## DIRECTIONS FOR THIS TASK:
Edit the entries from the start through the line containing "button[interactable]: 更多 xyxy=(273,313,303,343)", and write them out again with "慢病区域" replaced by "慢病专区" and nothing else changed.

Data listing
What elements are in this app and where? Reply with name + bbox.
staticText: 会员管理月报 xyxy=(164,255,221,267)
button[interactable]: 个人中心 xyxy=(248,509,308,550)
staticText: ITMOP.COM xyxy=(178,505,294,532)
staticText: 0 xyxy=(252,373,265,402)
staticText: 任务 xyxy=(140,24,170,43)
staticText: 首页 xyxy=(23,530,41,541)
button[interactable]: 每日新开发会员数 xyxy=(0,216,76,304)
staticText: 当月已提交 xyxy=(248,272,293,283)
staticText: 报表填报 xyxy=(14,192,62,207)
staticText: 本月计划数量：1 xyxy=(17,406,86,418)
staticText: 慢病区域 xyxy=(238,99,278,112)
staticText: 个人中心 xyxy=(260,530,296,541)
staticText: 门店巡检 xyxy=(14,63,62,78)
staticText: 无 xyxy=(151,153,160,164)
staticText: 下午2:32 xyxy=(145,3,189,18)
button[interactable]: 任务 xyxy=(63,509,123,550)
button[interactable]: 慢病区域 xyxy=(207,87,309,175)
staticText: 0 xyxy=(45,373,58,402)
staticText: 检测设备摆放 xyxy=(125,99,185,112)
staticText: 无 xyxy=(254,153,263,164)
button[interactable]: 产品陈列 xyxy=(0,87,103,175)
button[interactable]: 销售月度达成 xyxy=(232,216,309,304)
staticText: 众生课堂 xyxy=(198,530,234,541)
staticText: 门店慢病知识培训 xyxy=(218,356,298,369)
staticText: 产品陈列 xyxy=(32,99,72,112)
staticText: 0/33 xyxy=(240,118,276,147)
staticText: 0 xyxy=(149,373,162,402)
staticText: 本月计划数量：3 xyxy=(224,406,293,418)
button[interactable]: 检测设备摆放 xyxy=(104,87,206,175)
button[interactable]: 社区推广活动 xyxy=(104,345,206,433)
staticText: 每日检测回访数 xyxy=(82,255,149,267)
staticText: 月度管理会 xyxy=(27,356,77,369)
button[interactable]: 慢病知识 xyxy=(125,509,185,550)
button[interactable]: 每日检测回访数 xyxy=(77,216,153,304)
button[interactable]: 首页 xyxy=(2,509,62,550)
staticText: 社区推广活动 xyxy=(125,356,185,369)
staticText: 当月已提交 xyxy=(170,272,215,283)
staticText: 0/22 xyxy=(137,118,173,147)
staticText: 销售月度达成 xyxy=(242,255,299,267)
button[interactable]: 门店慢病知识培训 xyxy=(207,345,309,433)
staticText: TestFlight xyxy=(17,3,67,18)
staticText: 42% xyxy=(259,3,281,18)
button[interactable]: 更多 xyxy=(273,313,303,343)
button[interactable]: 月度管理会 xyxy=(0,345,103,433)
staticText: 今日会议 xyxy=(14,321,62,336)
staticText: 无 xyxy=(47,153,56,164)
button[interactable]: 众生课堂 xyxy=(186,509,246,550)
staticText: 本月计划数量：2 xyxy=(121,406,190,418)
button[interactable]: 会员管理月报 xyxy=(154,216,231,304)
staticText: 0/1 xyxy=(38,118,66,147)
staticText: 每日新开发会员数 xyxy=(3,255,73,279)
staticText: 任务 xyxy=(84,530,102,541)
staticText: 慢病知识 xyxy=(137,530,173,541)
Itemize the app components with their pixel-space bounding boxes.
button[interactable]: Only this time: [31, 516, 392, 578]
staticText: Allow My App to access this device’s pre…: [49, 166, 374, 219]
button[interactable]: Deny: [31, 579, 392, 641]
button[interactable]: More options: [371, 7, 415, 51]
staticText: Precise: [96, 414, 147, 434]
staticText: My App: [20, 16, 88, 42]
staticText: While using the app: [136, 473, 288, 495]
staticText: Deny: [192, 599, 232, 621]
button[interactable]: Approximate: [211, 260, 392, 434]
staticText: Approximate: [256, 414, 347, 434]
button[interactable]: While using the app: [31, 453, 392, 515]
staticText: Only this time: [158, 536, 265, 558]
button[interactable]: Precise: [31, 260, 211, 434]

## EXERCISE ANSWER:
What elements are in this app and where? Reply with name + bbox.
staticText: 会员管理月报 xyxy=(164,255,221,267)
button[interactable]: 个人中心 xyxy=(248,509,308,550)
staticText: ITMOP.COM xyxy=(178,505,294,532)
staticText: 0 xyxy=(252,373,265,402)
staticText: 任务 xyxy=(140,24,170,43)
staticText: 首页 xyxy=(23,530,41,541)
button[interactable]: 每日新开发会员数 xyxy=(0,216,76,304)
staticText: 当月已提交 xyxy=(248,272,293,283)
staticText: 报表填报 xyxy=(14,192,62,207)
staticText: 本月计划数量：1 xyxy=(17,406,86,418)
staticText: 慢病专区 xyxy=(238,99,278,112)
staticText: 个人中心 xyxy=(260,530,296,541)
staticText: 门店巡检 xyxy=(14,63,62,78)
staticText: 无 xyxy=(151,153,160,164)
staticText: 下午2:32 xyxy=(145,3,189,18)
button[interactable]: 任务 xyxy=(63,509,123,550)
button[interactable]: 慢病专区 xyxy=(207,87,309,175)
staticText: 0 xyxy=(45,373,58,402)
staticText: 检测设备摆放 xyxy=(125,99,185,112)
staticText: 无 xyxy=(254,153,263,164)
button[interactable]: 产品陈列 xyxy=(0,87,103,175)
button[interactable]: 销售月度达成 xyxy=(232,216,309,304)
staticText: 众生课堂 xyxy=(198,530,234,541)
staticText: 门店慢病知识培训 xyxy=(218,356,298,369)
staticText: 产品陈列 xyxy=(32,99,72,112)
staticText: 0/33 xyxy=(240,118,276,147)
staticText: 0 xyxy=(149,373,162,402)
staticText: 本月计划数量：3 xyxy=(224,406,293,418)
button[interactable]: 检测设备摆放 xyxy=(104,87,206,175)
button[interactable]: 社区推广活动 xyxy=(104,345,206,433)
staticText: 每日检测回访数 xyxy=(82,255,149,267)
staticText: 月度管理会 xyxy=(27,356,77,369)
button[interactable]: 慢病知识 xyxy=(125,509,185,550)
button[interactable]: 每日检测回访数 xyxy=(77,216,153,304)
button[interactable]: 首页 xyxy=(2,509,62,550)
staticText: 社区推广活动 xyxy=(125,356,185,369)
staticText: 当月已提交 xyxy=(170,272,215,283)
staticText: 0/22 xyxy=(137,118,173,147)
staticText: 销售月度达成 xyxy=(242,255,299,267)
button[interactable]: 门店慢病知识培训 xyxy=(207,345,309,433)
staticText: TestFlight xyxy=(17,3,67,18)
staticText: 42% xyxy=(259,3,281,18)
button[interactable]: 更多 xyxy=(273,313,303,343)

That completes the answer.